Extracted records
########
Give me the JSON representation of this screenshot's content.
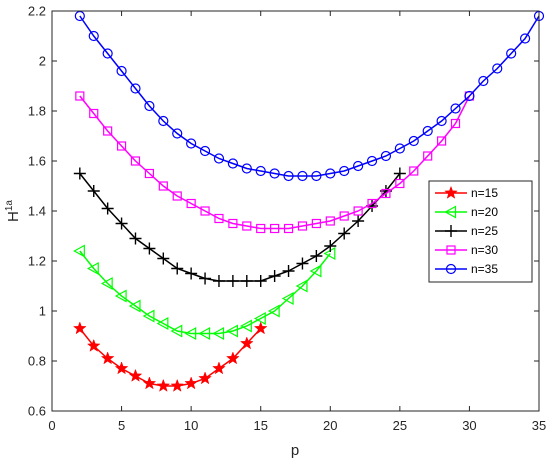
{
  "chart_data": {
    "type": "line",
    "xlabel": "p",
    "ylabel": "H",
    "ylabel_sup": "1a",
    "xlim": [
      0,
      35
    ],
    "ylim": [
      0.6,
      2.2
    ],
    "xticks": [
      0,
      5,
      10,
      15,
      20,
      25,
      30,
      35
    ],
    "yticks": [
      0.6,
      0.8,
      1,
      1.2,
      1.4,
      1.6,
      1.8,
      2,
      2.2
    ],
    "xtick_labels": [
      "0",
      "5",
      "10",
      "15",
      "20",
      "25",
      "30",
      "35"
    ],
    "ytick_labels": [
      "0.6",
      "0.8",
      "1",
      "1.2",
      "1.4",
      "1.6",
      "1.8",
      "2",
      "2.2"
    ],
    "grid": false,
    "legend_position": "right",
    "series": [
      {
        "name": "n=15",
        "color": "#ff0000",
        "marker": "star",
        "x": [
          2,
          3,
          4,
          5,
          6,
          7,
          8,
          9,
          10,
          11,
          12,
          13,
          14,
          15
        ],
        "y": [
          0.93,
          0.86,
          0.81,
          0.77,
          0.74,
          0.71,
          0.7,
          0.7,
          0.71,
          0.73,
          0.77,
          0.81,
          0.87,
          0.93
        ]
      },
      {
        "name": "n=20",
        "color": "#00ff00",
        "marker": "triangle-left",
        "x": [
          2,
          3,
          4,
          5,
          6,
          7,
          8,
          9,
          10,
          11,
          12,
          13,
          14,
          15,
          16,
          17,
          18,
          19,
          20
        ],
        "y": [
          1.24,
          1.17,
          1.11,
          1.06,
          1.02,
          0.98,
          0.95,
          0.92,
          0.91,
          0.91,
          0.91,
          0.92,
          0.94,
          0.97,
          1.0,
          1.05,
          1.1,
          1.16,
          1.23
        ]
      },
      {
        "name": "n=25",
        "color": "#000000",
        "marker": "plus",
        "x": [
          2,
          3,
          4,
          5,
          6,
          7,
          8,
          9,
          10,
          11,
          12,
          13,
          14,
          15,
          16,
          17,
          18,
          19,
          20,
          21,
          22,
          23,
          24,
          25
        ],
        "y": [
          1.55,
          1.48,
          1.41,
          1.35,
          1.29,
          1.25,
          1.21,
          1.17,
          1.15,
          1.13,
          1.12,
          1.12,
          1.12,
          1.12,
          1.14,
          1.16,
          1.19,
          1.22,
          1.26,
          1.31,
          1.36,
          1.42,
          1.48,
          1.55
        ]
      },
      {
        "name": "n=30",
        "color": "#ff00ff",
        "marker": "square",
        "x": [
          2,
          3,
          4,
          5,
          6,
          7,
          8,
          9,
          10,
          11,
          12,
          13,
          14,
          15,
          16,
          17,
          18,
          19,
          20,
          21,
          22,
          23,
          24,
          25,
          26,
          27,
          28,
          29,
          30
        ],
        "y": [
          1.86,
          1.79,
          1.72,
          1.66,
          1.6,
          1.55,
          1.5,
          1.46,
          1.43,
          1.4,
          1.37,
          1.35,
          1.34,
          1.33,
          1.33,
          1.33,
          1.34,
          1.35,
          1.36,
          1.38,
          1.4,
          1.43,
          1.47,
          1.51,
          1.56,
          1.62,
          1.68,
          1.75,
          1.86
        ]
      },
      {
        "name": "n=35",
        "color": "#0000ff",
        "marker": "circle",
        "x": [
          2,
          3,
          4,
          5,
          6,
          7,
          8,
          9,
          10,
          11,
          12,
          13,
          14,
          15,
          16,
          17,
          18,
          19,
          20,
          21,
          22,
          23,
          24,
          25,
          26,
          27,
          28,
          29,
          30,
          31,
          32,
          33,
          34,
          35
        ],
        "y": [
          2.18,
          2.1,
          2.03,
          1.96,
          1.89,
          1.82,
          1.76,
          1.71,
          1.67,
          1.64,
          1.61,
          1.59,
          1.57,
          1.56,
          1.55,
          1.54,
          1.54,
          1.54,
          1.55,
          1.56,
          1.58,
          1.6,
          1.62,
          1.65,
          1.68,
          1.72,
          1.76,
          1.81,
          1.86,
          1.92,
          1.97,
          2.03,
          2.09,
          2.18
        ]
      }
    ]
  }
}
########
◆ Brief
In the listing above, how many lines hold the word "name"? Give the number and nothing more.

◆ Exercise solution
5